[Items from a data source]
# # #

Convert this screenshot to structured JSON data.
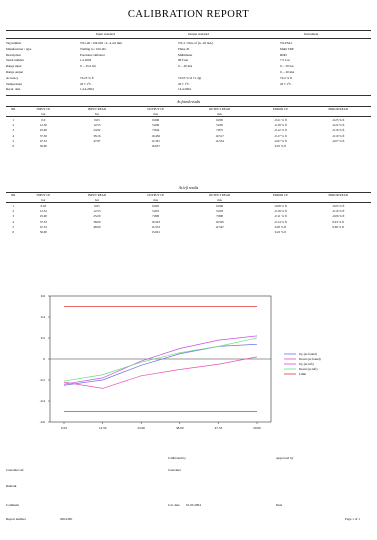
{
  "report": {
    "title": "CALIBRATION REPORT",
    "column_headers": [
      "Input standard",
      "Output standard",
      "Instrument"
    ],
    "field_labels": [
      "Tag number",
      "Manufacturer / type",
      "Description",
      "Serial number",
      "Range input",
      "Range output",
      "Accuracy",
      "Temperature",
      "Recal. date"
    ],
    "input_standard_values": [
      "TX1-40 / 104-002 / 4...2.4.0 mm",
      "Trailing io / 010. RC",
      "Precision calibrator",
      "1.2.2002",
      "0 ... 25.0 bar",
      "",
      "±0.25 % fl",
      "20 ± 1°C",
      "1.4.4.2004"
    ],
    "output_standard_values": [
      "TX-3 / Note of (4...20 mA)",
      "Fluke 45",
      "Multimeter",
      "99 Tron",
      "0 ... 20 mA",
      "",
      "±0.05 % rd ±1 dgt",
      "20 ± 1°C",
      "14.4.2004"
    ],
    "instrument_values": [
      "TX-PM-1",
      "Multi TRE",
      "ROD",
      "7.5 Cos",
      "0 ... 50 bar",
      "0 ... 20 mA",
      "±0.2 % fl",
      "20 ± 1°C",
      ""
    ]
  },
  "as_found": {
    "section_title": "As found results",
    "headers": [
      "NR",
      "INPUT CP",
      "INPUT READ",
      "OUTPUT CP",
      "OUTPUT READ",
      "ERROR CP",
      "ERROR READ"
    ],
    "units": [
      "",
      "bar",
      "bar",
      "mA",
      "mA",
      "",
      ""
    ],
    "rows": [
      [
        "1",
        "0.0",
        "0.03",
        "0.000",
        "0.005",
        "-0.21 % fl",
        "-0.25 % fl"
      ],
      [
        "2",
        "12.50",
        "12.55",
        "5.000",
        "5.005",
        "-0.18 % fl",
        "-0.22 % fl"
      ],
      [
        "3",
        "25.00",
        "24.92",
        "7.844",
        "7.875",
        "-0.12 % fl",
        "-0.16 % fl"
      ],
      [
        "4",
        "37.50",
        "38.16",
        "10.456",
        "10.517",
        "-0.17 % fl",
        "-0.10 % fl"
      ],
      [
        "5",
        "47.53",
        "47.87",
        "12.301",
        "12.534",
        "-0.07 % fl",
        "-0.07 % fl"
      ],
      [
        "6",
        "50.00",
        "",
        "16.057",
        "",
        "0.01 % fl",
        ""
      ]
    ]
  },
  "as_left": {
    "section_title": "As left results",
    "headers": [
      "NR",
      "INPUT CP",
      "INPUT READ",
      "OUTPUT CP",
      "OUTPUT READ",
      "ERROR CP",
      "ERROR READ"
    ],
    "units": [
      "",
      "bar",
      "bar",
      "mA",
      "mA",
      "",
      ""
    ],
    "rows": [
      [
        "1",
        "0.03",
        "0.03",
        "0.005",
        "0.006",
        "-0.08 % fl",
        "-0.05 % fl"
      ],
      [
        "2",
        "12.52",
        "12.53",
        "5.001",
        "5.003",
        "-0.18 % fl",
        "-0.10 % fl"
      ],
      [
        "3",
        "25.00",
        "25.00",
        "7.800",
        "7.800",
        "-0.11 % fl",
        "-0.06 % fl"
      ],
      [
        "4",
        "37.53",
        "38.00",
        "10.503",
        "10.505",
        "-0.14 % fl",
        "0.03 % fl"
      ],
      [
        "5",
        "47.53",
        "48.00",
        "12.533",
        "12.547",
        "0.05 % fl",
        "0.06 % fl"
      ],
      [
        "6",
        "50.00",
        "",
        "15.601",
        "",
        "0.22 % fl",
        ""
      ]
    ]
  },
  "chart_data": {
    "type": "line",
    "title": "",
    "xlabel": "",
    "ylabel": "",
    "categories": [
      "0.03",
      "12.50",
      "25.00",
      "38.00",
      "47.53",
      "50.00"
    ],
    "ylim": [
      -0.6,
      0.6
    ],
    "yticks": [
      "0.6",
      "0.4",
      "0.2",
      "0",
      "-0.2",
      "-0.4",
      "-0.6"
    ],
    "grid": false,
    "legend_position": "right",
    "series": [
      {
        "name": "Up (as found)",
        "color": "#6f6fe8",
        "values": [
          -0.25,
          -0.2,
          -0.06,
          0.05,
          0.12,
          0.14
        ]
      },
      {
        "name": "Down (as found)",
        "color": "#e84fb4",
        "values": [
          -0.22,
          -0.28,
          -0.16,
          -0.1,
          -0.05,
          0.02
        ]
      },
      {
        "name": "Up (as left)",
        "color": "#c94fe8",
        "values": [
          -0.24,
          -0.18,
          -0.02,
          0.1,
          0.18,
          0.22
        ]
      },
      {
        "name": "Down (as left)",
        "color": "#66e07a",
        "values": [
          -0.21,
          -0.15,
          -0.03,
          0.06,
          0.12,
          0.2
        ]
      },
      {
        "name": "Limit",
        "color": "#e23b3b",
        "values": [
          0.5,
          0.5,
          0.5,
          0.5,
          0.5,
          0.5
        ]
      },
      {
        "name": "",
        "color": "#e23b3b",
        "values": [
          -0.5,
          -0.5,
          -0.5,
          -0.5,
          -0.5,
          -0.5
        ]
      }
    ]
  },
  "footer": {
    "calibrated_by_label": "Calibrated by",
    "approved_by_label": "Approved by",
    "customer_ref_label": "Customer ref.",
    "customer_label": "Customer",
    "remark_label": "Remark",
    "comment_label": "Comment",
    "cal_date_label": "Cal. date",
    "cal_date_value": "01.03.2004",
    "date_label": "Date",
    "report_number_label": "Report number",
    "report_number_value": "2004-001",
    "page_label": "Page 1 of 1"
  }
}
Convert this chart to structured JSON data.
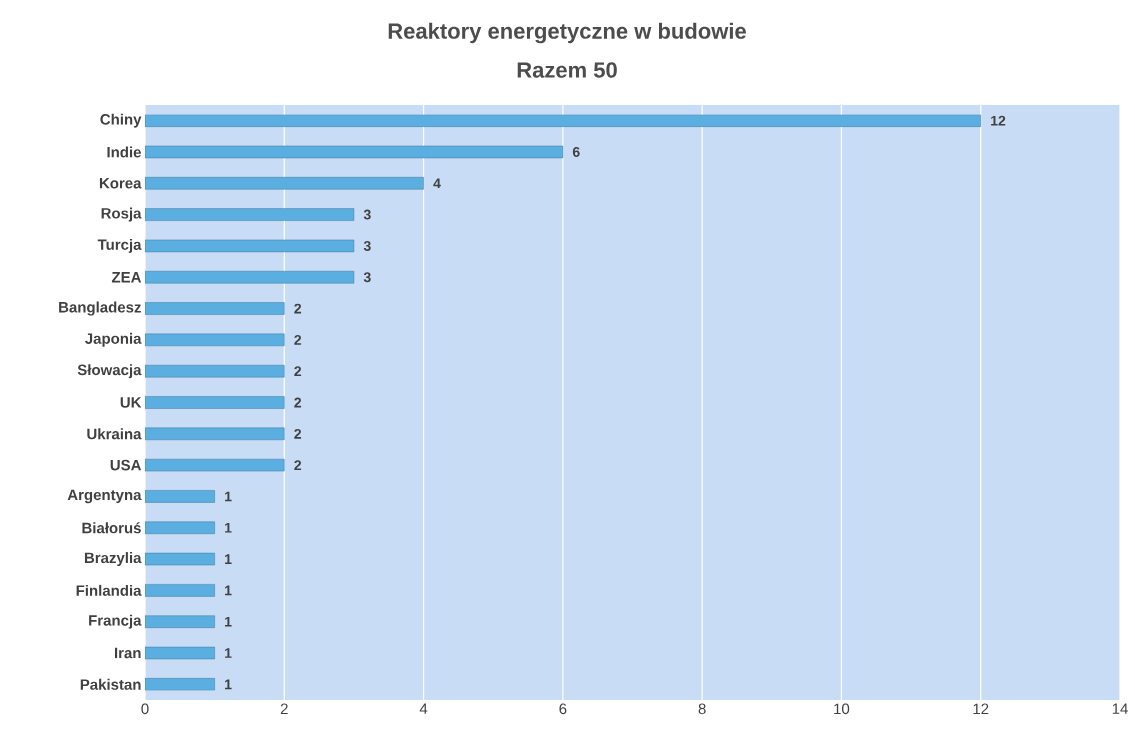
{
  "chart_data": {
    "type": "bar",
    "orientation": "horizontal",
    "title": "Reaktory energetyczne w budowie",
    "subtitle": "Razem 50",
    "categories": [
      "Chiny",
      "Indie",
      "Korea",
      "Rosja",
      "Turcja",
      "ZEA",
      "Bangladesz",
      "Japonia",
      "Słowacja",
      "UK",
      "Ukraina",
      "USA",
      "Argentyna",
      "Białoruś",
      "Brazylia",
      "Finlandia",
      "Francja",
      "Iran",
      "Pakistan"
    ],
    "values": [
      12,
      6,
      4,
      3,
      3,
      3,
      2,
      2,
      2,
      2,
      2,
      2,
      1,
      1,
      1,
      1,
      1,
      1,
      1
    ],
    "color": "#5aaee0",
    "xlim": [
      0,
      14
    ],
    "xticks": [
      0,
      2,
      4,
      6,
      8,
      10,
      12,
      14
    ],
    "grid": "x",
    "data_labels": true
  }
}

# # #

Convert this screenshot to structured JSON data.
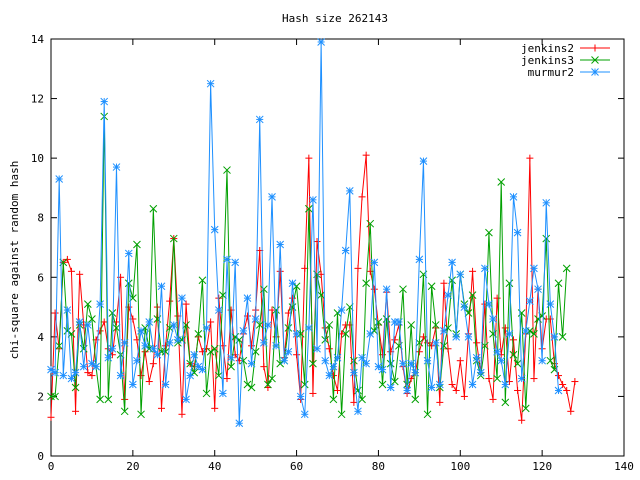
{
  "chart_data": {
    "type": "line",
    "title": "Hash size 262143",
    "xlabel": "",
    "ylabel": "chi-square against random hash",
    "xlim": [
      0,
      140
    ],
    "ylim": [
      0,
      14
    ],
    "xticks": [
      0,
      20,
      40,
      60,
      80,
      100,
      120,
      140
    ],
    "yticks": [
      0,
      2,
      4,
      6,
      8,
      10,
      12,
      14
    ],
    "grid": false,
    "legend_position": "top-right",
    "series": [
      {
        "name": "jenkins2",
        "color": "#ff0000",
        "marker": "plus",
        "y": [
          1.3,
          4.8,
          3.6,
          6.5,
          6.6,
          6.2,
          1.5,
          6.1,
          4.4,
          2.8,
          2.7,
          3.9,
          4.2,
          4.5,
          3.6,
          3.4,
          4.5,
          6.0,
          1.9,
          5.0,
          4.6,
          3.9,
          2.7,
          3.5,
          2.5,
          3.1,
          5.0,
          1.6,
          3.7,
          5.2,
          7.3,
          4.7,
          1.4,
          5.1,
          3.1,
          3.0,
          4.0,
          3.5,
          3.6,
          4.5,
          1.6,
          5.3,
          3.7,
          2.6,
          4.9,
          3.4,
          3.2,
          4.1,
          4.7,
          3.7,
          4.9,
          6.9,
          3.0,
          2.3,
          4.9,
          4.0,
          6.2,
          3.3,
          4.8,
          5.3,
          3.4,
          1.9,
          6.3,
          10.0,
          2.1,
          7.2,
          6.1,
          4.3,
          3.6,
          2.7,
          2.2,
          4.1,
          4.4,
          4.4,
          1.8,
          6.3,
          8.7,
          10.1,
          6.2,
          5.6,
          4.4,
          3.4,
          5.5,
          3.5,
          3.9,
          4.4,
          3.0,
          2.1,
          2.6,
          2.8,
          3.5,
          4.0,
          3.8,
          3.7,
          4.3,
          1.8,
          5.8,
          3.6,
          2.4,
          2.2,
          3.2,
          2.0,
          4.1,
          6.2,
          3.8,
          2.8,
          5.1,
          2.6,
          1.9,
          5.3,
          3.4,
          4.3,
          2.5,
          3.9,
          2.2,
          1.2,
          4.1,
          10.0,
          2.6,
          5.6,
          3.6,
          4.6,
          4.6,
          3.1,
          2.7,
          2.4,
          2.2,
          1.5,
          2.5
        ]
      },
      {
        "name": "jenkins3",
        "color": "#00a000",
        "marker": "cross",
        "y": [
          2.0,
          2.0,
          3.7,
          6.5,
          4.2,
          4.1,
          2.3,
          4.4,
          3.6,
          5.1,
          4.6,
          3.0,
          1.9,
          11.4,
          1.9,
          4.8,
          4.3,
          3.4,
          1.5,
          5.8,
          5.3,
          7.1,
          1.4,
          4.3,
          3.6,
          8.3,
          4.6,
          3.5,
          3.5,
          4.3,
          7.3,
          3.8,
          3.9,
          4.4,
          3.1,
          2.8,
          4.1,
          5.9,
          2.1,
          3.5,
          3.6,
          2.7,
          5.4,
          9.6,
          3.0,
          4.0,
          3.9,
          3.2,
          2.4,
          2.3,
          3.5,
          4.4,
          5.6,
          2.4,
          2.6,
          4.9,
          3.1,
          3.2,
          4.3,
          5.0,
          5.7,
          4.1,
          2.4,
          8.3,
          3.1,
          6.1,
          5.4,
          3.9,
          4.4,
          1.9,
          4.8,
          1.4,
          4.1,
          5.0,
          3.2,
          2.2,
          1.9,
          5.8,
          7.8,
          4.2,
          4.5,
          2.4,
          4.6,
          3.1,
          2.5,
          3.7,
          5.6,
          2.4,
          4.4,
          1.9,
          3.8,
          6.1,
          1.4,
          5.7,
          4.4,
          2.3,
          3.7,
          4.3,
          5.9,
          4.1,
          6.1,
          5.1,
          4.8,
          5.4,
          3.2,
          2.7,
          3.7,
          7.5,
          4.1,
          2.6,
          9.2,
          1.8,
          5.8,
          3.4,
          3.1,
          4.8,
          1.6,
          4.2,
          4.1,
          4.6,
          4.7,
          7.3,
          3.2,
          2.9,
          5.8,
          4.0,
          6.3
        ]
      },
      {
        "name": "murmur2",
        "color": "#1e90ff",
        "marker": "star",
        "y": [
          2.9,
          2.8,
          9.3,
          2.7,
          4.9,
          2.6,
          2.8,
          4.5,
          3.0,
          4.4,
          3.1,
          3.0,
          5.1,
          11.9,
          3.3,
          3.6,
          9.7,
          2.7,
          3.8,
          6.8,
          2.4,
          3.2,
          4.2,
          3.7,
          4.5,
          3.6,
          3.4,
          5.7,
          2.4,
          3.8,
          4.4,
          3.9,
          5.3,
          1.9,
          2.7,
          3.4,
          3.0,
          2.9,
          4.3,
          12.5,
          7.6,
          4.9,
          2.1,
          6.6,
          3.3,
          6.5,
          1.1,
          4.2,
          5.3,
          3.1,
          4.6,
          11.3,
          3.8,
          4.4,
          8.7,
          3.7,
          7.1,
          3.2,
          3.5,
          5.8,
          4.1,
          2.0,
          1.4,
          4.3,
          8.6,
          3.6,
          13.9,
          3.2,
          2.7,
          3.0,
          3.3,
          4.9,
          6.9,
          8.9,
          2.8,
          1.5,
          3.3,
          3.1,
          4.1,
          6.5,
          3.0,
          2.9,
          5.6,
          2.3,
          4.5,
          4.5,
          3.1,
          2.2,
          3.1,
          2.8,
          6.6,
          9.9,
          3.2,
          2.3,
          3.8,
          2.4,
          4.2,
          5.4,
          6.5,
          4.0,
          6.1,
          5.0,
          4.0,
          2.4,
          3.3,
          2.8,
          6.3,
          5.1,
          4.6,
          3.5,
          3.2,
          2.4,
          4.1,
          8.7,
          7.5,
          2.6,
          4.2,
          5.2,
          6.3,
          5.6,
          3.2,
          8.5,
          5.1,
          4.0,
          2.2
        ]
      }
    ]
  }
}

# # #

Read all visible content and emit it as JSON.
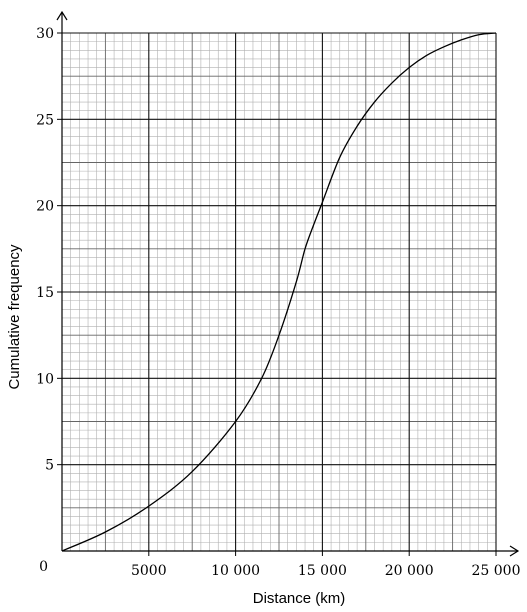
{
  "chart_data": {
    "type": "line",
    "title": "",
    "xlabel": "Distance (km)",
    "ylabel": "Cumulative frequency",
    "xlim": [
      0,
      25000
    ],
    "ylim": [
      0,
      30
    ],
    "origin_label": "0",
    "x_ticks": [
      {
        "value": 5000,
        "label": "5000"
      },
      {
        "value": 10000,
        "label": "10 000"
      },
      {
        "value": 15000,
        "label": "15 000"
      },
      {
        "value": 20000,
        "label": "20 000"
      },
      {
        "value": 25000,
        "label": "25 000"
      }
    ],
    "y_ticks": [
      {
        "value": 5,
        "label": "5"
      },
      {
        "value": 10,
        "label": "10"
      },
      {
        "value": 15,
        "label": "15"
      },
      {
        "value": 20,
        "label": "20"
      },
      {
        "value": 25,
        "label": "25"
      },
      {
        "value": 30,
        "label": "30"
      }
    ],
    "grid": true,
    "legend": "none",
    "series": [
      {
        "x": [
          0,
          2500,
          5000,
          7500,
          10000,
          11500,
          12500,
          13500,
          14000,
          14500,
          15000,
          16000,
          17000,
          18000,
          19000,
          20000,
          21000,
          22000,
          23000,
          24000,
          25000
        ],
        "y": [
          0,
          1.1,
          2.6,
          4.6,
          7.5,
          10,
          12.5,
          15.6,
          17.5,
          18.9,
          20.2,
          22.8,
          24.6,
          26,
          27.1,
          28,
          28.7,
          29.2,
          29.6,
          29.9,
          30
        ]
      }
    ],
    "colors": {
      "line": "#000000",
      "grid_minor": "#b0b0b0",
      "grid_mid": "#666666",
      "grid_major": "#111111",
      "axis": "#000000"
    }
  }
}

# # #

Given problem: Search the listing for the string "ylabel". Copy each line where it turns up.

Exercise solution:
    "ylabel": "",
    "ylabel": "chi-square against random hash",
    "ylabel": "Cumulative frequency",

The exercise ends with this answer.